[Start]
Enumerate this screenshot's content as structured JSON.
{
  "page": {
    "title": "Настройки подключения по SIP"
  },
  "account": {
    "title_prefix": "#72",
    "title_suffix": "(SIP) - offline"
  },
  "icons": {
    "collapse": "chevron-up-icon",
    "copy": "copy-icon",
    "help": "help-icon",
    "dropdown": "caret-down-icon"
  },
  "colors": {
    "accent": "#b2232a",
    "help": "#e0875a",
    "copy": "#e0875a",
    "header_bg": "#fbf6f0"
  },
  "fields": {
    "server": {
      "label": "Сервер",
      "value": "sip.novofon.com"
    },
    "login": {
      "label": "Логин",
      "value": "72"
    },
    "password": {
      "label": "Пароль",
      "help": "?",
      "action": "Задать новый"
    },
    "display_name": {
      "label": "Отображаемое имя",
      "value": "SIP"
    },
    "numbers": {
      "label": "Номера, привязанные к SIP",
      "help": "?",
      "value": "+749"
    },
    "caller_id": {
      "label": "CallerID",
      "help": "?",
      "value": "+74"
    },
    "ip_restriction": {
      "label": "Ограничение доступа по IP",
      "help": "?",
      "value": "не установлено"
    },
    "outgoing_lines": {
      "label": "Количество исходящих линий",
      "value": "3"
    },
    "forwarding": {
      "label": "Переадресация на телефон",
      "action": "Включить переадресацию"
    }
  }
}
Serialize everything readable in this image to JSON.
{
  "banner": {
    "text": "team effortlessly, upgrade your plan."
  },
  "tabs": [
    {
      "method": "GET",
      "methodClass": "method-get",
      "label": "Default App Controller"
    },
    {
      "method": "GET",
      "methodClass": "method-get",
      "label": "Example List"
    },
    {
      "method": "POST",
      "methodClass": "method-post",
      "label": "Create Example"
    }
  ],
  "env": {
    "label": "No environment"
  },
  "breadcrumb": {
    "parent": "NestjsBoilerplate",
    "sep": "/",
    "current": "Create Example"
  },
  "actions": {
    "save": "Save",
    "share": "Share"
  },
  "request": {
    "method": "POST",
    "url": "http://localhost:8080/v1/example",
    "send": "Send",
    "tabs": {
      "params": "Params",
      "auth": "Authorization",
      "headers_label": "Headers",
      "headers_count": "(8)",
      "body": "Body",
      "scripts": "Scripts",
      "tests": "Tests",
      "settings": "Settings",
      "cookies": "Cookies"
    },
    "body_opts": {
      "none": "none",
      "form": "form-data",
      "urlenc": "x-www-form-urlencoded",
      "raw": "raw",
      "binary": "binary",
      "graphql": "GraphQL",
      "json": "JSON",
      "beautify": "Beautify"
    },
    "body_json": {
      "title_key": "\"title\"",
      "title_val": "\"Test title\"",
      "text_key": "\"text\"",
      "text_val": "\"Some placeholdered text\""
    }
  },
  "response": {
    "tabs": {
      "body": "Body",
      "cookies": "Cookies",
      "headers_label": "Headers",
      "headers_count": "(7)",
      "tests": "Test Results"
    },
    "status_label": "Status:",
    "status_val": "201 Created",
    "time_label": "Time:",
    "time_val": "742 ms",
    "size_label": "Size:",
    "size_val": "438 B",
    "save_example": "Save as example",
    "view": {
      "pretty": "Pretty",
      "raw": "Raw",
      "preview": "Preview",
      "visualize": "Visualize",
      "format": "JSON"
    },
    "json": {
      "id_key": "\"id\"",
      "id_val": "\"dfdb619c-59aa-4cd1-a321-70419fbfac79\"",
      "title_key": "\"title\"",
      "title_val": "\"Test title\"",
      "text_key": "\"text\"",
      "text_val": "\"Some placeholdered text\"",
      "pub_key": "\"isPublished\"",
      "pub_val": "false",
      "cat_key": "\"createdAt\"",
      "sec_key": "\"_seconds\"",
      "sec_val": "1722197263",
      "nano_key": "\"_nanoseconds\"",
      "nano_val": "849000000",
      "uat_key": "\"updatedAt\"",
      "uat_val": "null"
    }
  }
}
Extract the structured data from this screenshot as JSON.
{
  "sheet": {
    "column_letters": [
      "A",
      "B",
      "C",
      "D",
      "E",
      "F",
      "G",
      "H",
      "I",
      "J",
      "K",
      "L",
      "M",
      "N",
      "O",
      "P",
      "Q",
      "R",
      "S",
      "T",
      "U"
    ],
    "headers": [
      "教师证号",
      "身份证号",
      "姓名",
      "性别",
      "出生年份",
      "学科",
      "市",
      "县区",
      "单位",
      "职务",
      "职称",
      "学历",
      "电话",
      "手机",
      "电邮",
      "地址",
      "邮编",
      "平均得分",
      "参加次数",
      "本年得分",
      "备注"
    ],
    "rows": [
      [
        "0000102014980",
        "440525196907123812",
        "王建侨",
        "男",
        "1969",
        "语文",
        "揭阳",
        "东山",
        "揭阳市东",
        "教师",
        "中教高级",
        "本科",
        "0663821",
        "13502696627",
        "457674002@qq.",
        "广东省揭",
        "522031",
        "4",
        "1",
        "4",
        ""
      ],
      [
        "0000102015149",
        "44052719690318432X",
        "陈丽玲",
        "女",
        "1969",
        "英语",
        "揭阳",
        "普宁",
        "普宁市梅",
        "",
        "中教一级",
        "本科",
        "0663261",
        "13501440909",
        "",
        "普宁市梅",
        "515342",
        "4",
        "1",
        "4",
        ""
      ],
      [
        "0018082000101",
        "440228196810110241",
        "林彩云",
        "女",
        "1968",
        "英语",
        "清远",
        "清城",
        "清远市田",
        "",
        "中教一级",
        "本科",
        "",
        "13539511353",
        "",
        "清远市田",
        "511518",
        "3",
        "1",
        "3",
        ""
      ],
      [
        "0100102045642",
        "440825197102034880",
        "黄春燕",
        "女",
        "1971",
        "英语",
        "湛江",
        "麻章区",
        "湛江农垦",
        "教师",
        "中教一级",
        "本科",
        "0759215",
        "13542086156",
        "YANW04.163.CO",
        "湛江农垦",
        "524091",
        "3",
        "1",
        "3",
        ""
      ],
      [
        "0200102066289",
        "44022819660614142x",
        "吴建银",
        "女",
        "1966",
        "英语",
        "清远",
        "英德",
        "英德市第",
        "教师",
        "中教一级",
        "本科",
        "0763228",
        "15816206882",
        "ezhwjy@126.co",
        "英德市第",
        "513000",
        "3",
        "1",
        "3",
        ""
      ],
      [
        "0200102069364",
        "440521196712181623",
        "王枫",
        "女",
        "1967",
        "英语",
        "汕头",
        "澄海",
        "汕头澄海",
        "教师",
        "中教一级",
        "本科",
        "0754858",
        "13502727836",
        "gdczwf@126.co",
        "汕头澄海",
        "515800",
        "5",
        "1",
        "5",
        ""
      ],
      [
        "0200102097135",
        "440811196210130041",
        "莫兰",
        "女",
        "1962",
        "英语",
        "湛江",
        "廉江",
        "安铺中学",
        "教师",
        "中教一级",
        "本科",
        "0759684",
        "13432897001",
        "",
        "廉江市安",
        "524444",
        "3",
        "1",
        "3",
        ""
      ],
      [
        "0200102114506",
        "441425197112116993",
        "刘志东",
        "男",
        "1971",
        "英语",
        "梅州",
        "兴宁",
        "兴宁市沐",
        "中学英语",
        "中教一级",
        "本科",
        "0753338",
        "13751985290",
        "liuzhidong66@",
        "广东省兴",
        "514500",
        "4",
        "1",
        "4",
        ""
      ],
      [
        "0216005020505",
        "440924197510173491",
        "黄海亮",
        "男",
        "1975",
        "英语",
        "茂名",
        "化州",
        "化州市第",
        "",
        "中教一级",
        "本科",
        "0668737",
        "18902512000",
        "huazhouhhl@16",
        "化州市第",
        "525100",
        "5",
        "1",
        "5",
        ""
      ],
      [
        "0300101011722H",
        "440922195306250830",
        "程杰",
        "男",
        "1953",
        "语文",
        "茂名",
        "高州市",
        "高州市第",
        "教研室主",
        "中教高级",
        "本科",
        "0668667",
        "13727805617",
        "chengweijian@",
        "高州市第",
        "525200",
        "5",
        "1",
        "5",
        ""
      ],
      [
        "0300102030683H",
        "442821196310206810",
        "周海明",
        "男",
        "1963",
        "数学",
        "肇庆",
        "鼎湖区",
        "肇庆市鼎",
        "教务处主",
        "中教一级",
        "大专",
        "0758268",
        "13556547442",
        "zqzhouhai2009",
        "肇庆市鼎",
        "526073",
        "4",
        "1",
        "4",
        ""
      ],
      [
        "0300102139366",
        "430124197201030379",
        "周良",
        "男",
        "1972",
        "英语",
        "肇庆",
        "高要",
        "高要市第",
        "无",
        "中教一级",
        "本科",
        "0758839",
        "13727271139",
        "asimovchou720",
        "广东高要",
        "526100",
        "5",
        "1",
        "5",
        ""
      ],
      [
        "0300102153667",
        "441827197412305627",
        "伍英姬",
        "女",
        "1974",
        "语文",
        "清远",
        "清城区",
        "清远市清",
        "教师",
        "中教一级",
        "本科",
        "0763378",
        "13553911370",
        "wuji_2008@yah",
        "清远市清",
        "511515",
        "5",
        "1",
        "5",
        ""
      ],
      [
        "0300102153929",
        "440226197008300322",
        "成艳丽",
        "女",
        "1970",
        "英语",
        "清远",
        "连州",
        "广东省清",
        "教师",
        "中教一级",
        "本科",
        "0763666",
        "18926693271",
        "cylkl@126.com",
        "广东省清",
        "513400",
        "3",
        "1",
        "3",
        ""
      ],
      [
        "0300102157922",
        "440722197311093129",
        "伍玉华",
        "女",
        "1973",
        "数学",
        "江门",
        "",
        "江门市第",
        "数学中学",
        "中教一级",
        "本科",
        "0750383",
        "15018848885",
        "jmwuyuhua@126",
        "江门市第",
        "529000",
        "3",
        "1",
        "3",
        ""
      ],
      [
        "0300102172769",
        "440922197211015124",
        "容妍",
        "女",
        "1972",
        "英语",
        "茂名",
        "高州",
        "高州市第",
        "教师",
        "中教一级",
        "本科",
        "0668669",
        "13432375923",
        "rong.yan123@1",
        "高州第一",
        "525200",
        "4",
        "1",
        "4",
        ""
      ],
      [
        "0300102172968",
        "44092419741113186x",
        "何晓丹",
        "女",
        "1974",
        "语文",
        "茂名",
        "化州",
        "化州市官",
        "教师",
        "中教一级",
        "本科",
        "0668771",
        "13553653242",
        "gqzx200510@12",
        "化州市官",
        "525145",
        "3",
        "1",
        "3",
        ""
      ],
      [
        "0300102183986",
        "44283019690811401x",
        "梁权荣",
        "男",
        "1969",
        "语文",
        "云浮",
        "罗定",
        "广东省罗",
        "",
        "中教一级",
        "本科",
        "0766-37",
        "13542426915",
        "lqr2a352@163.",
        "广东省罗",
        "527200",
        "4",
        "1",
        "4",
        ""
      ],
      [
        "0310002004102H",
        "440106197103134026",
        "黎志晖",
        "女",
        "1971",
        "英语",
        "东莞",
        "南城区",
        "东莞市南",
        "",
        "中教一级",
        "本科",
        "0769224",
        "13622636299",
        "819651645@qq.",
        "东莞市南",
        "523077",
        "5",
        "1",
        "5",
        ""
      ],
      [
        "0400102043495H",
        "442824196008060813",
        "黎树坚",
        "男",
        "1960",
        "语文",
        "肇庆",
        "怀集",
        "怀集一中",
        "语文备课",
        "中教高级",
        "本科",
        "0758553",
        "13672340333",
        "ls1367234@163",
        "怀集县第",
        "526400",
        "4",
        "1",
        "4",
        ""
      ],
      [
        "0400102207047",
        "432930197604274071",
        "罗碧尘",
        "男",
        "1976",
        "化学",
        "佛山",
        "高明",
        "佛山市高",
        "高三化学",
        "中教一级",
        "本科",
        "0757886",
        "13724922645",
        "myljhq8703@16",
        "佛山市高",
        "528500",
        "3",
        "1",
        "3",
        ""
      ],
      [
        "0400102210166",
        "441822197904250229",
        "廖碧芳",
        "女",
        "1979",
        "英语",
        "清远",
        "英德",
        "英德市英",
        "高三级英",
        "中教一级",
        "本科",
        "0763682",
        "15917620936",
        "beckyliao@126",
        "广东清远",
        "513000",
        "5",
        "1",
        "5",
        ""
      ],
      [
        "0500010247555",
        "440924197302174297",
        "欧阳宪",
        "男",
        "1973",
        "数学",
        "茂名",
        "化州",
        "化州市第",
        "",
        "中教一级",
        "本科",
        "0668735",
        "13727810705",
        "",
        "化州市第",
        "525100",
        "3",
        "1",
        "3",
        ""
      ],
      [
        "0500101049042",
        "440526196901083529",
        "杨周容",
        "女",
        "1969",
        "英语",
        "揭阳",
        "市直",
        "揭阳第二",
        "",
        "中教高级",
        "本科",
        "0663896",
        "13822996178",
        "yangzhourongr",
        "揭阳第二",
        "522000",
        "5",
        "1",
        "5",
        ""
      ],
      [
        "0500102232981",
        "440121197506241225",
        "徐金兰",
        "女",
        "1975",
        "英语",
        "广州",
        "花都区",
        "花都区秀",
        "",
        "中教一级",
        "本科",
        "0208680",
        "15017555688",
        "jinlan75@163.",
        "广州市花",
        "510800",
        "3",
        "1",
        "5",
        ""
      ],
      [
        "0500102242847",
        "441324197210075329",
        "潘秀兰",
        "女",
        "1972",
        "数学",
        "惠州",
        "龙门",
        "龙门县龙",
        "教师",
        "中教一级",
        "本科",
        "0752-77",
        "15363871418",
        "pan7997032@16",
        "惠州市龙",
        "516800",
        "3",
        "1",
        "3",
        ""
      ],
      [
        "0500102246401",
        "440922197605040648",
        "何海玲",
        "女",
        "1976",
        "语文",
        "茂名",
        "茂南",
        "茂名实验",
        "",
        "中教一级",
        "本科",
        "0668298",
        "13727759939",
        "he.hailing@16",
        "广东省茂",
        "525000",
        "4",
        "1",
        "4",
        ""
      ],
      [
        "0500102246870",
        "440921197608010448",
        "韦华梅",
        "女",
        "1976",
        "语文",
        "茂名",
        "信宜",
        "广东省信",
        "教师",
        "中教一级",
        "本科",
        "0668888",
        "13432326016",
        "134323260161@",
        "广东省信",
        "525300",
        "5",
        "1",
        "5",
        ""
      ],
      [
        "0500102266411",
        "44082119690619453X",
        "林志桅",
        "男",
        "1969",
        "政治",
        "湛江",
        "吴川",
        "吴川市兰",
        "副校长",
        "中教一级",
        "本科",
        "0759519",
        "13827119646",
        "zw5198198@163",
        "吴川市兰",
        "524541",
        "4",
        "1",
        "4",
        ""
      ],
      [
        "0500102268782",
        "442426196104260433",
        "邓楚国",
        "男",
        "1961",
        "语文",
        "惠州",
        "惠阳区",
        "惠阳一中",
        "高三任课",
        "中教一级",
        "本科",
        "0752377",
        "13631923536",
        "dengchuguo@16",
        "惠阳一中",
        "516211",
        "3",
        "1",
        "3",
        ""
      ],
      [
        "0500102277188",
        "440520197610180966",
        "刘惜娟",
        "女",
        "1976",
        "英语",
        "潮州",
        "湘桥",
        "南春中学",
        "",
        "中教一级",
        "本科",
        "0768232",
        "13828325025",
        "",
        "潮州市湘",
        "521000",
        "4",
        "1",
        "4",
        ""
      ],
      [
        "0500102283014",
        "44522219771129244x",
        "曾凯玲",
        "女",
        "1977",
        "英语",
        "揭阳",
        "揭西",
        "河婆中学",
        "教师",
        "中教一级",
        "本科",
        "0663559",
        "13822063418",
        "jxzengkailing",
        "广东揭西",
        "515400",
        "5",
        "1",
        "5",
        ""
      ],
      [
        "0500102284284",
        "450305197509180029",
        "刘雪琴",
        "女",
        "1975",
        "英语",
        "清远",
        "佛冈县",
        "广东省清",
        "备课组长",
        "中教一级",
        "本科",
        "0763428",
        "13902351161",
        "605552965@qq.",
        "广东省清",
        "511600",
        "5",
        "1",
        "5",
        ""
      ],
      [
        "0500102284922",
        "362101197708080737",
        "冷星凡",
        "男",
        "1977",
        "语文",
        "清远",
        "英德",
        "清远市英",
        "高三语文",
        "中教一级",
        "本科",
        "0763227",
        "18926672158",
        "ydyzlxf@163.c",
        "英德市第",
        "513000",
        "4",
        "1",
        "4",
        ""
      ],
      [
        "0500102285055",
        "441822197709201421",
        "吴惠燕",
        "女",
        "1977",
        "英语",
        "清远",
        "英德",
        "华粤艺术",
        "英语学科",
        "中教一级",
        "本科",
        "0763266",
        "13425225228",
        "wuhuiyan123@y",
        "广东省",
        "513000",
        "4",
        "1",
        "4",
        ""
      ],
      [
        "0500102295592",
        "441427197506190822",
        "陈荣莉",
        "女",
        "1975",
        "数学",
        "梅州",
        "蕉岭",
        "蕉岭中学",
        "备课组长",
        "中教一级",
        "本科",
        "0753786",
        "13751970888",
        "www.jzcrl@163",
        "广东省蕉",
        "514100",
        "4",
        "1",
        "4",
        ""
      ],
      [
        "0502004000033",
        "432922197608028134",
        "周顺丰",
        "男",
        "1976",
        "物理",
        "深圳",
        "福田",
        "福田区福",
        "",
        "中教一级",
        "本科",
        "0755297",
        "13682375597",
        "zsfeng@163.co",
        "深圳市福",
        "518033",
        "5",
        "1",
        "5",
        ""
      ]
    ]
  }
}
[End]
_WRITTEN EXERCISE_.
Check each line of the records for "Save" and copy the ones that contain it.

_RESULT OF THIS EXERCISE_.
    "save": "Save",
    "save_example": "Save as example",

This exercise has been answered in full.